Every record below is to be retyped exactly.
## BEGIN Rows
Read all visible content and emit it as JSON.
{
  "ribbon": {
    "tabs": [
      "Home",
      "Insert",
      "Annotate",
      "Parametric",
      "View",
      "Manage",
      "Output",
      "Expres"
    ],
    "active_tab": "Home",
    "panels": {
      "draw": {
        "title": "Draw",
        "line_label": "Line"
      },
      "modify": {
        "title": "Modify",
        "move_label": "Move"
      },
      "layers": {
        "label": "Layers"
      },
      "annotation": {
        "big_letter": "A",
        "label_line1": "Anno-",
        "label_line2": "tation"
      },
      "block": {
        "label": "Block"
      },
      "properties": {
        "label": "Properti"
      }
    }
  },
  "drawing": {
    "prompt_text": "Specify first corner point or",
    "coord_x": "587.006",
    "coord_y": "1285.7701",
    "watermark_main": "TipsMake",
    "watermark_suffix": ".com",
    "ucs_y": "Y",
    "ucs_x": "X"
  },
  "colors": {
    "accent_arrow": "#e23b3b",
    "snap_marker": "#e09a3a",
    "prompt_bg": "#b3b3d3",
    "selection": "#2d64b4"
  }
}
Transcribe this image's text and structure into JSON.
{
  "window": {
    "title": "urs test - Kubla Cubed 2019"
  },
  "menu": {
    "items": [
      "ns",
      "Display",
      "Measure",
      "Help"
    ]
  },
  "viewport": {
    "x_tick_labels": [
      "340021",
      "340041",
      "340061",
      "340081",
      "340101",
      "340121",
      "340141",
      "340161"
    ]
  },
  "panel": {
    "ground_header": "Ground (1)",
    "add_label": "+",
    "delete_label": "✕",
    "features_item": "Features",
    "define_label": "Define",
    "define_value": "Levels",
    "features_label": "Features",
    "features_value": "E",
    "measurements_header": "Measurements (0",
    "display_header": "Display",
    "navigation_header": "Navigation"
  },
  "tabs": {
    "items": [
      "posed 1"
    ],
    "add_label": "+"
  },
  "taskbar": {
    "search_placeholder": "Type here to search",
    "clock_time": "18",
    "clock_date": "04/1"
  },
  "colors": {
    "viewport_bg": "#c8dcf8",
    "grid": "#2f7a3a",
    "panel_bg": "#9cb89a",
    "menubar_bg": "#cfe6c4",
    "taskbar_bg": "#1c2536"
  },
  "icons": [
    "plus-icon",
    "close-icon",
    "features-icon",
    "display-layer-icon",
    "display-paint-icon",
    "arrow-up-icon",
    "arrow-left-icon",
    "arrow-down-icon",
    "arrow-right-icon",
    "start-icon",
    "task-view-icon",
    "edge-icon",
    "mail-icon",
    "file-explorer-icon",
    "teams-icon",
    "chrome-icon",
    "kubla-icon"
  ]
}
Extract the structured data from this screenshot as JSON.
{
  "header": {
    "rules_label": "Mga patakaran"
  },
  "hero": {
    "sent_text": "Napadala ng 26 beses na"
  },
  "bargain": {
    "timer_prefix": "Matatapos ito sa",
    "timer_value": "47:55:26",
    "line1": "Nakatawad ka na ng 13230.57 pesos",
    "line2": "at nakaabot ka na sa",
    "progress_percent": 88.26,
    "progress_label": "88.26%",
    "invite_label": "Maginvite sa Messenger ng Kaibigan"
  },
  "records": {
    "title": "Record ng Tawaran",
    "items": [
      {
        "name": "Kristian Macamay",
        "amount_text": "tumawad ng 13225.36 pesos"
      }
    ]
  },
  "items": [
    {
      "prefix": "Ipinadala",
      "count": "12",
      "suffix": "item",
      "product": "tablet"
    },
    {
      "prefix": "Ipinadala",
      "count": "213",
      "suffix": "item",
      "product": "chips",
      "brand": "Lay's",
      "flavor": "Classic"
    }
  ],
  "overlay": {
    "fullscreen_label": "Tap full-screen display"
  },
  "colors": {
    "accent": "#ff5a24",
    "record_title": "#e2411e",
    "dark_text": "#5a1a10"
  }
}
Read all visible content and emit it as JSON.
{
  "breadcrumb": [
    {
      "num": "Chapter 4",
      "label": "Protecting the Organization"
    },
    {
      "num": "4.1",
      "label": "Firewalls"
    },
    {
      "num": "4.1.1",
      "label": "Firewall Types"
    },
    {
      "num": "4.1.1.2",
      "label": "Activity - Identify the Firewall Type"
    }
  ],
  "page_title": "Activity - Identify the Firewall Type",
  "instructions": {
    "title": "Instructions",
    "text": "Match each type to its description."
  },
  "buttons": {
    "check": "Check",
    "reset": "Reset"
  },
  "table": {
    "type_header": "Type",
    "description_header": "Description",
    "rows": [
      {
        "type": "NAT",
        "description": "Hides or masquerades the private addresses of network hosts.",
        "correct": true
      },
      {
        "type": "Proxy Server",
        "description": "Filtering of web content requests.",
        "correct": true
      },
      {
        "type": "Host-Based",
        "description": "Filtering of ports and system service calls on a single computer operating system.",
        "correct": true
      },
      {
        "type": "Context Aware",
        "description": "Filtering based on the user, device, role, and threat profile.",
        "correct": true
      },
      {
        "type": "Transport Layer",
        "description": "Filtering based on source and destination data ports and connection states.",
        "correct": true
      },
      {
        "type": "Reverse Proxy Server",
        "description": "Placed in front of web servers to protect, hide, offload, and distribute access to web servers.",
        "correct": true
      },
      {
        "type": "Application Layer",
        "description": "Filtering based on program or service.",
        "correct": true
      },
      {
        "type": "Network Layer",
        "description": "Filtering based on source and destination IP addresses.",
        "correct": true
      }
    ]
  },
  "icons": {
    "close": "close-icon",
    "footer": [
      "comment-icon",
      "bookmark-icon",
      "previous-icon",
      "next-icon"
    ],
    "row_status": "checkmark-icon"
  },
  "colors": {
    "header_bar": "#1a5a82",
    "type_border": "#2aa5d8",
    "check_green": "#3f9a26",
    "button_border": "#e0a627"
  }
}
## END Rows
[Problem solution]:
Read all visible content and emit it as JSON.
{
  "ribbon": {
    "tabs": [
      "Home",
      "Insert",
      "Annotate",
      "Parametric",
      "View",
      "Manage",
      "Output",
      "Expres"
    ],
    "active_tab": "Home",
    "panels": {
      "draw": {
        "title": "Draw",
        "line_label": "Line"
      },
      "modify": {
        "title": "Modify",
        "move_label": "Move"
      },
      "layers": {
        "label": "Layers"
      },
      "annotation": {
        "big_letter": "A",
        "label_line1": "Anno-",
        "label_line2": "tation"
      },
      "block": {
        "label": "Block"
      },
      "properties": {
        "label": "Properti"
      }
    }
  },
  "drawing": {
    "prompt_text": "Specify first corner point or",
    "coord_x": "587.006",
    "coord_y": "1285.7701",
    "watermark_main": "TipsMake",
    "watermark_suffix": ".com",
    "ucs_y": "Y",
    "ucs_x": "X"
  },
  "colors": {
    "accent_arrow": "#e23b3b",
    "snap_marker": "#e09a3a",
    "prompt_bg": "#b3b3d3",
    "selection": "#2d64b4"
  }
}
Transcribe this image's text and structure into JSON.
{
  "window": {
    "title": "urs test - Kubla Cubed 2019"
  },
  "menu": {
    "items": [
      "ns",
      "Display",
      "Measure",
      "Help"
    ]
  },
  "viewport": {
    "x_tick_labels": [
      "340021",
      "340041",
      "340061",
      "340081",
      "340101",
      "340121",
      "340141",
      "340161"
    ]
  },
  "panel": {
    "ground_header": "Ground (1)",
    "add_label": "+",
    "delete_label": "✕",
    "features_item": "Features",
    "define_label": "Define",
    "define_value": "Levels",
    "features_label": "Features",
    "features_value": "E",
    "measurements_header": "Measurements (0",
    "display_header": "Display",
    "navigation_header": "Navigation"
  },
  "tabs": {
    "items": [
      "posed 1"
    ],
    "add_label": "+"
  },
  "taskbar": {
    "search_placeholder": "Type here to search",
    "clock_time": "18",
    "clock_date": "04/1"
  },
  "colors": {
    "viewport_bg": "#c8dcf8",
    "grid": "#2f7a3a",
    "panel_bg": "#9cb89a",
    "menubar_bg": "#cfe6c4",
    "taskbar_bg": "#1c2536"
  },
  "icons": [
    "plus-icon",
    "close-icon",
    "features-icon",
    "display-layer-icon",
    "display-paint-icon",
    "arrow-up-icon",
    "arrow-left-icon",
    "arrow-down-icon",
    "arrow-right-icon",
    "start-icon",
    "task-view-icon",
    "edge-icon",
    "mail-icon",
    "file-explorer-icon",
    "teams-icon",
    "chrome-icon",
    "kubla-icon"
  ]
}
Extract the structured data from this screenshot as JSON.
{
  "header": {
    "rules_label": "Mga patakaran"
  },
  "hero": {
    "sent_text": "Napadala ng 26 beses na"
  },
  "bargain": {
    "timer_prefix": "Matatapos ito sa",
    "timer_value": "47:55:26",
    "line1": "Nakatawad ka na ng 13230.57 pesos",
    "line2": "at nakaabot ka na sa",
    "progress_percent": 88.26,
    "progress_label": "88.26%",
    "invite_label": "Maginvite sa Messenger ng Kaibigan"
  },
  "records": {
    "title": "Record ng Tawaran",
    "items": [
      {
        "name": "Kristian Macamay",
        "amount_text": "tumawad ng 13225.36 pesos"
      }
    ]
  },
  "items": [
    {
      "prefix": "Ipinadala",
      "count": "12",
      "suffix": "item",
      "product": "tablet"
    },
    {
      "prefix": "Ipinadala",
      "count": "213",
      "suffix": "item",
      "product": "chips",
      "brand": "Lay's",
      "flavor": "Classic"
    }
  ],
  "overlay": {
    "fullscreen_label": "Tap full-screen display"
  },
  "colors": {
    "accent": "#ff5a24",
    "record_title": "#e2411e",
    "dark_text": "#5a1a10"
  }
}
Read all visible content and emit it as JSON.
{
  "breadcrumb": [
    {
      "num": "Chapter 4",
      "label": "Protecting the Organization"
    },
    {
      "num": "4.1",
      "label": "Firewalls"
    },
    {
      "num": "4.1.1",
      "label": "Firewall Types"
    },
    {
      "num": "4.1.1.2",
      "label": "Activity - Identify the Firewall Type"
    }
  ],
  "page_title": "Activity - Identify the Firewall Type",
  "instructions": {
    "title": "Instructions",
    "text": "Match each type to its description."
  },
  "buttons": {
    "check": "Check",
    "reset": "Reset"
  },
  "table": {
    "type_header": "Type",
    "description_header": "Description",
    "rows": [
      {
        "type": "NAT",
        "description": "Hides or masquerades the private addresses of network hosts.",
        "correct": true
      },
      {
        "type": "Proxy Server",
        "description": "Filtering of web content requests.",
        "correct": true
      },
      {
        "type": "Host-Based",
        "description": "Filtering of ports and system service calls on a single computer operating system.",
        "correct": true
      },
      {
        "type": "Context Aware",
        "description": "Filtering based on the user, device, role, and threat profile.",
        "correct": true
      },
      {
        "type": "Transport Layer",
        "description": "Filtering based on source and destination data ports and connection states.",
        "correct": true
      },
      {
        "type": "Reverse Proxy Server",
        "description": "Placed in front of web servers to protect, hide, offload, and distribute access to web servers.",
        "correct": true
      },
      {
        "type": "Application Layer",
        "description": "Filtering based on program or service.",
        "correct": true
      },
      {
        "type": "Network Layer",
        "description": "Filtering based on source and destination IP addresses.",
        "correct": true
      }
    ]
  },
  "icons": {
    "close": "close-icon",
    "footer": [
      "comment-icon",
      "bookmark-icon",
      "previous-icon",
      "next-icon"
    ],
    "row_status": "checkmark-icon"
  },
  "colors": {
    "header_bar": "#1a5a82",
    "type_border": "#2aa5d8",
    "check_green": "#3f9a26",
    "button_border": "#e0a627"
  }
}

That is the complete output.